What you have to do:
Set down each line of the material that follows, exactly, with no pictures.

Given data:
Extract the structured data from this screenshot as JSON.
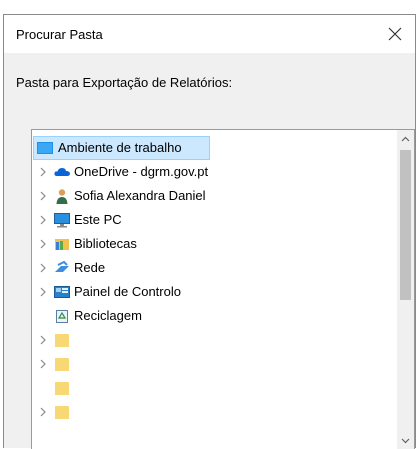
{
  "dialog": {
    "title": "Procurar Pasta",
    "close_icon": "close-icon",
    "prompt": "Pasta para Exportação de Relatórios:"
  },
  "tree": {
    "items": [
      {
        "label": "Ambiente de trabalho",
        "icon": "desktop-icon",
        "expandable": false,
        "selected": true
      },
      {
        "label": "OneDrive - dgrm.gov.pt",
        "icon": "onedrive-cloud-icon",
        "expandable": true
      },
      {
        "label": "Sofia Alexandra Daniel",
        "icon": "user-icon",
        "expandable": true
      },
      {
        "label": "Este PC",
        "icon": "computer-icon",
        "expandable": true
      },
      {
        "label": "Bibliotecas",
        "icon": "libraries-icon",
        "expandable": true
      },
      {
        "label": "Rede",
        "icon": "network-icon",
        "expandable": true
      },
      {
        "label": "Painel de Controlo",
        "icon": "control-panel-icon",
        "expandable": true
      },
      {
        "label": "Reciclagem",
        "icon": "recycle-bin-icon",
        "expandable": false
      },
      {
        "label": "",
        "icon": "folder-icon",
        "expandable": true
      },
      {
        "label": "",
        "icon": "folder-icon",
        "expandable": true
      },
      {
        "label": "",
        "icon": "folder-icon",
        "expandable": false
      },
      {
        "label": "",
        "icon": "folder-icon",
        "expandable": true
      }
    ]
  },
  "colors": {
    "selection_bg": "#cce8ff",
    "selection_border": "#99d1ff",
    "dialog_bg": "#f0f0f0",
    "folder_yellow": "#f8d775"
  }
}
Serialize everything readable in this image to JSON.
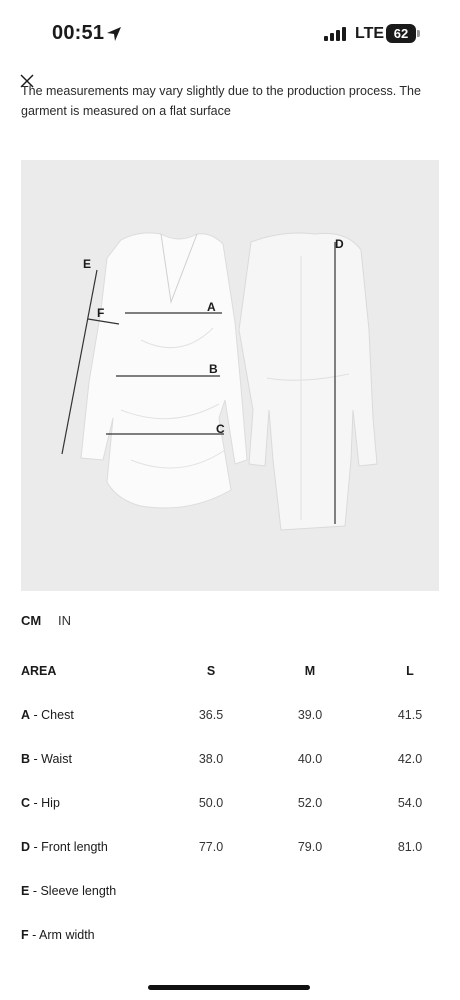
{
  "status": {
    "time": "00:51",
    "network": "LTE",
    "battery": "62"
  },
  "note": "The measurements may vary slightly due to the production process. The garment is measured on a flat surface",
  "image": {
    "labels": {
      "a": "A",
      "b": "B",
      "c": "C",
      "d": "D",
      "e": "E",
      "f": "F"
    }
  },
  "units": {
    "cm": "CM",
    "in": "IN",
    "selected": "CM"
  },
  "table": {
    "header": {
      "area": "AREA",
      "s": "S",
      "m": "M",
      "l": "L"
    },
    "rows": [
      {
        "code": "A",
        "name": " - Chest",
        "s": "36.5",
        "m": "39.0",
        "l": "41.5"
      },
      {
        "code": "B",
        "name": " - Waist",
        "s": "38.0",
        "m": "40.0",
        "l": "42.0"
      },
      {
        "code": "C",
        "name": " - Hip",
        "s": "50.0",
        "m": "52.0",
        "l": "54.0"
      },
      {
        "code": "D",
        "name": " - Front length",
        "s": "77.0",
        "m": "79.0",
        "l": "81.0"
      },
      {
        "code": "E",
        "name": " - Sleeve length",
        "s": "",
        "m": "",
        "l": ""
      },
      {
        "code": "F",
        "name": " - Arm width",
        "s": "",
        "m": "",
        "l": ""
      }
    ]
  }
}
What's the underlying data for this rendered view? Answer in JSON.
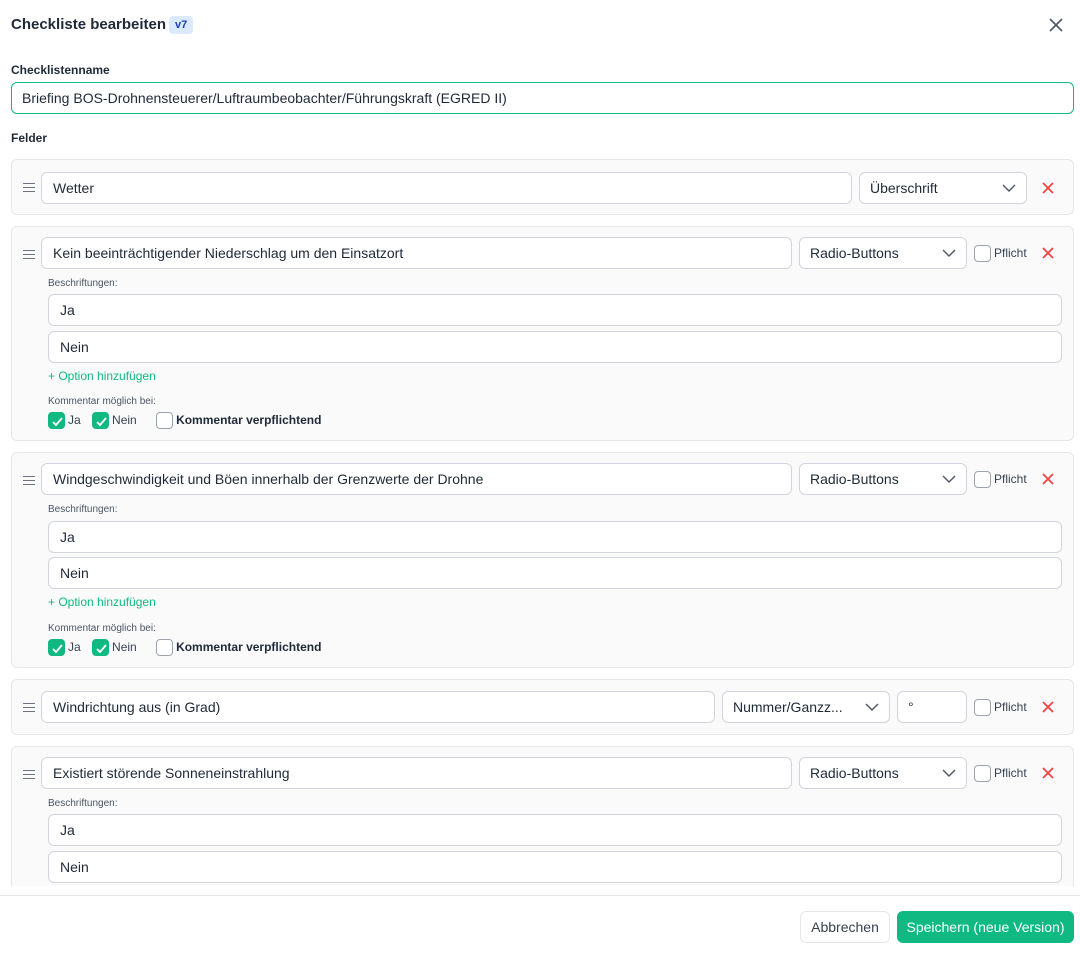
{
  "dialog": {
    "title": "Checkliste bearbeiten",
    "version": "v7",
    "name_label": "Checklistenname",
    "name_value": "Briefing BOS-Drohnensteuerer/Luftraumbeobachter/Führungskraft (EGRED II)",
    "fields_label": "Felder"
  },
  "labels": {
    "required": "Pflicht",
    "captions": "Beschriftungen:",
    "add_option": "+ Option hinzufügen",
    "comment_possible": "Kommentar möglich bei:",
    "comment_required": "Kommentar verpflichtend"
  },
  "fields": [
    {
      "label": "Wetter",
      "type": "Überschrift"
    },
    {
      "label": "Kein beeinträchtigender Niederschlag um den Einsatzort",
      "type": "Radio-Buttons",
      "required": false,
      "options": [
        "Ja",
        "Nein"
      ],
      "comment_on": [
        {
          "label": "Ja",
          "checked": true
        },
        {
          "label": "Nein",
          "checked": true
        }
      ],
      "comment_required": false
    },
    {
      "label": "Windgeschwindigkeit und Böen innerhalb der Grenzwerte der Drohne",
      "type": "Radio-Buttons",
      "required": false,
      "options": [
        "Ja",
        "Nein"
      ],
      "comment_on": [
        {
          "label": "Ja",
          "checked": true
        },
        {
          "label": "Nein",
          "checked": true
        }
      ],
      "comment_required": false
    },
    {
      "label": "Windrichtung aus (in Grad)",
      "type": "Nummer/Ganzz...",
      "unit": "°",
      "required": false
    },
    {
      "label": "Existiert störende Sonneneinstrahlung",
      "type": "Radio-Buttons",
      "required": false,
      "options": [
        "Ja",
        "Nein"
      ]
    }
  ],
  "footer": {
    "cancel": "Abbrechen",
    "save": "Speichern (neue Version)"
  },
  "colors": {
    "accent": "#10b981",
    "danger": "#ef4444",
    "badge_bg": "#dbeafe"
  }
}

Task result:
Extract the structured data from this screenshot as JSON.
{
  "dialog": {
    "title": "Procurar Pasta",
    "close_icon": "close-icon",
    "prompt": "Pasta para Exportação de Relatórios:"
  },
  "tree": {
    "items": [
      {
        "label": "Ambiente de trabalho",
        "icon": "desktop-icon",
        "expandable": false,
        "selected": true
      },
      {
        "label": "OneDrive - dgrm.gov.pt",
        "icon": "onedrive-cloud-icon",
        "expandable": true
      },
      {
        "label": "Sofia Alexandra Daniel",
        "icon": "user-icon",
        "expandable": true
      },
      {
        "label": "Este PC",
        "icon": "computer-icon",
        "expandable": true
      },
      {
        "label": "Bibliotecas",
        "icon": "libraries-icon",
        "expandable": true
      },
      {
        "label": "Rede",
        "icon": "network-icon",
        "expandable": true
      },
      {
        "label": "Painel de Controlo",
        "icon": "control-panel-icon",
        "expandable": true
      },
      {
        "label": "Reciclagem",
        "icon": "recycle-bin-icon",
        "expandable": false
      },
      {
        "label": "",
        "icon": "folder-icon",
        "expandable": true
      },
      {
        "label": "",
        "icon": "folder-icon",
        "expandable": true
      },
      {
        "label": "",
        "icon": "folder-icon",
        "expandable": false
      },
      {
        "label": "",
        "icon": "folder-icon",
        "expandable": true
      }
    ]
  },
  "colors": {
    "selection_bg": "#cce8ff",
    "selection_border": "#99d1ff",
    "dialog_bg": "#f0f0f0",
    "folder_yellow": "#f8d775"
  }
}
Serialize everything readable in this image to JSON.
{
  "status": {
    "time": "00:51",
    "network": "LTE",
    "battery": "62"
  },
  "note": "The measurements may vary slightly due to the production process. The garment is measured on a flat surface",
  "image": {
    "labels": {
      "a": "A",
      "b": "B",
      "c": "C",
      "d": "D",
      "e": "E",
      "f": "F"
    }
  },
  "units": {
    "cm": "CM",
    "in": "IN",
    "selected": "CM"
  },
  "table": {
    "header": {
      "area": "AREA",
      "s": "S",
      "m": "M",
      "l": "L"
    },
    "rows": [
      {
        "code": "A",
        "name": " - Chest",
        "s": "36.5",
        "m": "39.0",
        "l": "41.5"
      },
      {
        "code": "B",
        "name": " - Waist",
        "s": "38.0",
        "m": "40.0",
        "l": "42.0"
      },
      {
        "code": "C",
        "name": " - Hip",
        "s": "50.0",
        "m": "52.0",
        "l": "54.0"
      },
      {
        "code": "D",
        "name": " - Front length",
        "s": "77.0",
        "m": "79.0",
        "l": "81.0"
      },
      {
        "code": "E",
        "name": " - Sleeve length",
        "s": "",
        "m": "",
        "l": ""
      },
      {
        "code": "F",
        "name": " - Arm width",
        "s": "",
        "m": "",
        "l": ""
      }
    ]
  }
}
What's the underlying data for this rendered view? Answer in JSON.
{
  "dialog": {
    "title": "Checkliste bearbeiten",
    "version": "v7",
    "name_label": "Checklistenname",
    "name_value": "Briefing BOS-Drohnensteuerer/Luftraumbeobachter/Führungskraft (EGRED II)",
    "fields_label": "Felder"
  },
  "labels": {
    "required": "Pflicht",
    "captions": "Beschriftungen:",
    "add_option": "+ Option hinzufügen",
    "comment_possible": "Kommentar möglich bei:",
    "comment_required": "Kommentar verpflichtend"
  },
  "fields": [
    {
      "label": "Wetter",
      "type": "Überschrift"
    },
    {
      "label": "Kein beeinträchtigender Niederschlag um den Einsatzort",
      "type": "Radio-Buttons",
      "required": false,
      "options": [
        "Ja",
        "Nein"
      ],
      "comment_on": [
        {
          "label": "Ja",
          "checked": true
        },
        {
          "label": "Nein",
          "checked": true
        }
      ],
      "comment_required": false
    },
    {
      "label": "Windgeschwindigkeit und Böen innerhalb der Grenzwerte der Drohne",
      "type": "Radio-Buttons",
      "required": false,
      "options": [
        "Ja",
        "Nein"
      ],
      "comment_on": [
        {
          "label": "Ja",
          "checked": true
        },
        {
          "label": "Nein",
          "checked": true
        }
      ],
      "comment_required": false
    },
    {
      "label": "Windrichtung aus (in Grad)",
      "type": "Nummer/Ganzz...",
      "unit": "°",
      "required": false
    },
    {
      "label": "Existiert störende Sonneneinstrahlung",
      "type": "Radio-Buttons",
      "required": false,
      "options": [
        "Ja",
        "Nein"
      ]
    }
  ],
  "footer": {
    "cancel": "Abbrechen",
    "save": "Speichern (neue Version)"
  },
  "colors": {
    "accent": "#10b981",
    "danger": "#ef4444",
    "badge_bg": "#dbeafe"
  }
}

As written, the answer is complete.